- _Directive_
Transcribe the entries below exactly; leave every image out.

- _Data section_
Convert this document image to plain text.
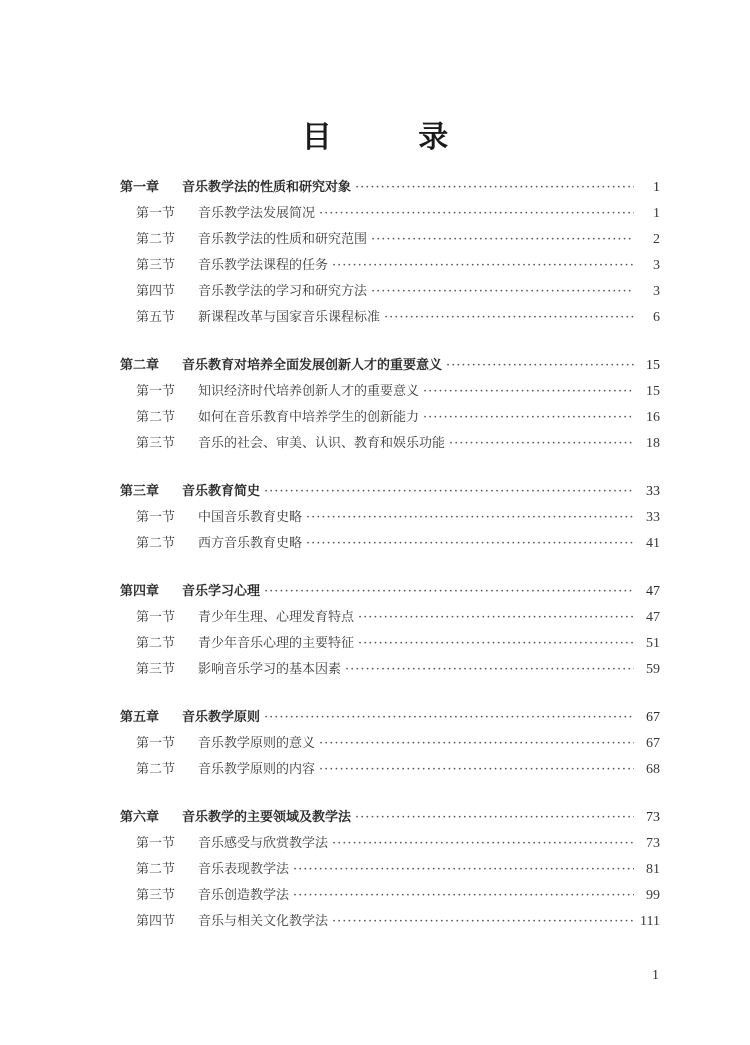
目 录
第一章	音乐教学法的性质和研究对象 ·····	1
第一节	音乐教学法发展简况 ·····	1
第二节	音乐教学法的性质和研究范围 ·····	2
第三节	音乐教学法课程的任务 ·····	3
第四节	音乐教学法的学习和研究方法 ·····	3
第五节	新课程改革与国家音乐课程标准 ·····	6
第二章	音乐教育对培养全面发展创新人才的重要意义 ·····	15
第一节	知识经济时代培养创新人才的重要意义 ·····	15
第二节	如何在音乐教育中培养学生的创新能力 ·····	16
第三节	音乐的社会、审美、认识、教育和娱乐功能 ·····	18
第三章	音乐教育简史 ·····	33
第一节	中国音乐教育史略 ·····	33
第二节	西方音乐教育史略 ·····	41
第四章	音乐学习心理 ·····	47
第一节	青少年生理、心理发育特点 ·····	47
第二节	青少年音乐心理的主要特征 ·····	51
第三节	影响音乐学习的基本因素 ·····	59
第五章	音乐教学原则 ·····	67
第一节	音乐教学原则的意义 ·····	67
第二节	音乐教学原则的内容 ·····	68
第六章	音乐教学的主要领域及教学法 ·····	73
第一节	音乐感受与欣赏教学法 ·····	73
第二节	音乐表现教学法 ·····	81
第三节	音乐创造教学法 ·····	99
第四节	音乐与相关文化教学法 ·····	111
1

- _Solution for this exercise_
Convert this document image to plain text.
目 录
第一章	音乐教学法的性质和研究对象 ·····	1
第一节	音乐教学法发展简况 ·····	1
第二节	音乐教学法的性质和研究范围 ·····	2
第三节	音乐教学法课程的任务 ·····	3
第四节	音乐教学法的学习和研究方法 ·····	3
第五节	新课程改革与国家音乐课程标准 ·····	6
第二章	音乐教育对培养全面发展创新人才的重要意义 ·····	15
第一节	知识经济时代培养创新人才的重要意义 ·····	15
第二节	如何在音乐教育中培养学生的创新能力 ·····	16
第三节	音乐的社会、审美、认识、教育和娱乐功能 ·····	18
第三章	音乐教育简史 ·····	33
第一节	中国音乐教育史略 ·····	33
第二节	西方音乐教育史略 ·····	41
第四章	音乐学习心理 ·····	47
第一节	青少年生理、心理发育特点 ·····	47
第二节	青少年音乐心理的主要特征 ·····	51
第三节	影响音乐学习的基本因素 ·····	59
第五章	音乐教学原则 ·····	67
第一节	音乐教学原则的意义 ·····	67
第二节	音乐教学原则的内容 ·····	68
第六章	音乐教学的主要领域及教学法 ·····	73
第一节	音乐感受与欣赏教学法 ·····	73
第二节	音乐表现教学法 ·····	81
第三节	音乐创造教学法 ·····	99
第四节	音乐与相关文化教学法 ·····	111
1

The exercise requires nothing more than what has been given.